● DIRECTIONS: Report every line below that holds the word "Penalties".

● ENTRIES:
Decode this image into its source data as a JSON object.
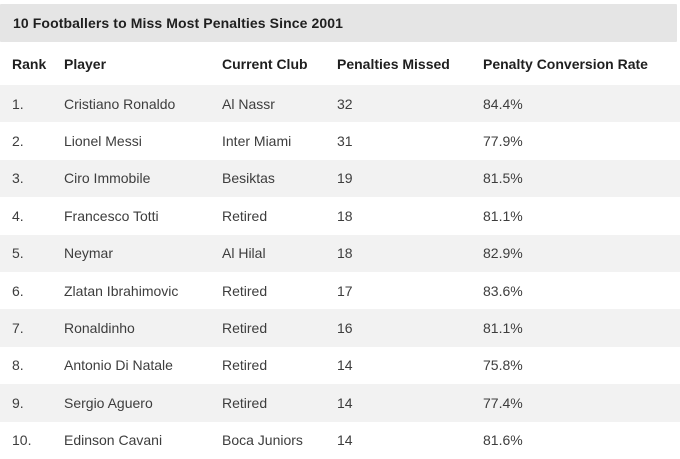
{
  "title": "10 Footballers to Miss Most Penalties Since 2001",
  "colors": {
    "title_bar_bg": "#e5e5e5",
    "stripe_bg": "#f2f2f2",
    "header_text": "#1f1f1f",
    "body_text": "#3d3d3d",
    "page_bg": "#ffffff"
  },
  "chart_data": {
    "type": "table",
    "title": "10 Footballers to Miss Most Penalties Since 2001",
    "columns": [
      "Rank",
      "Player",
      "Current Club",
      "Penalties Missed",
      "Penalty Conversion Rate"
    ],
    "rows": [
      {
        "rank": "1.",
        "player": "Cristiano Ronaldo",
        "club": "Al Nassr",
        "missed": "32",
        "conversion": "84.4%"
      },
      {
        "rank": "2.",
        "player": "Lionel Messi",
        "club": "Inter Miami",
        "missed": "31",
        "conversion": "77.9%"
      },
      {
        "rank": "3.",
        "player": "Ciro Immobile",
        "club": "Besiktas",
        "missed": "19",
        "conversion": "81.5%"
      },
      {
        "rank": "4.",
        "player": "Francesco Totti",
        "club": "Retired",
        "missed": "18",
        "conversion": "81.1%"
      },
      {
        "rank": "5.",
        "player": "Neymar",
        "club": "Al Hilal",
        "missed": "18",
        "conversion": "82.9%"
      },
      {
        "rank": "6.",
        "player": "Zlatan Ibrahimovic",
        "club": "Retired",
        "missed": "17",
        "conversion": "83.6%"
      },
      {
        "rank": "7.",
        "player": "Ronaldinho",
        "club": "Retired",
        "missed": "16",
        "conversion": "81.1%"
      },
      {
        "rank": "8.",
        "player": "Antonio Di Natale",
        "club": "Retired",
        "missed": "14",
        "conversion": "75.8%"
      },
      {
        "rank": "9.",
        "player": "Sergio Aguero",
        "club": "Retired",
        "missed": "14",
        "conversion": "77.4%"
      },
      {
        "rank": "10.",
        "player": "Edinson Cavani",
        "club": "Boca Juniors",
        "missed": "14",
        "conversion": "81.6%"
      }
    ]
  }
}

● TASK OUTPUT:
  "title": "10 Footballers to Miss Most Penalties Since 2001",
    "title": "10 Footballers to Miss Most Penalties Since 2001",
      "Penalties Missed",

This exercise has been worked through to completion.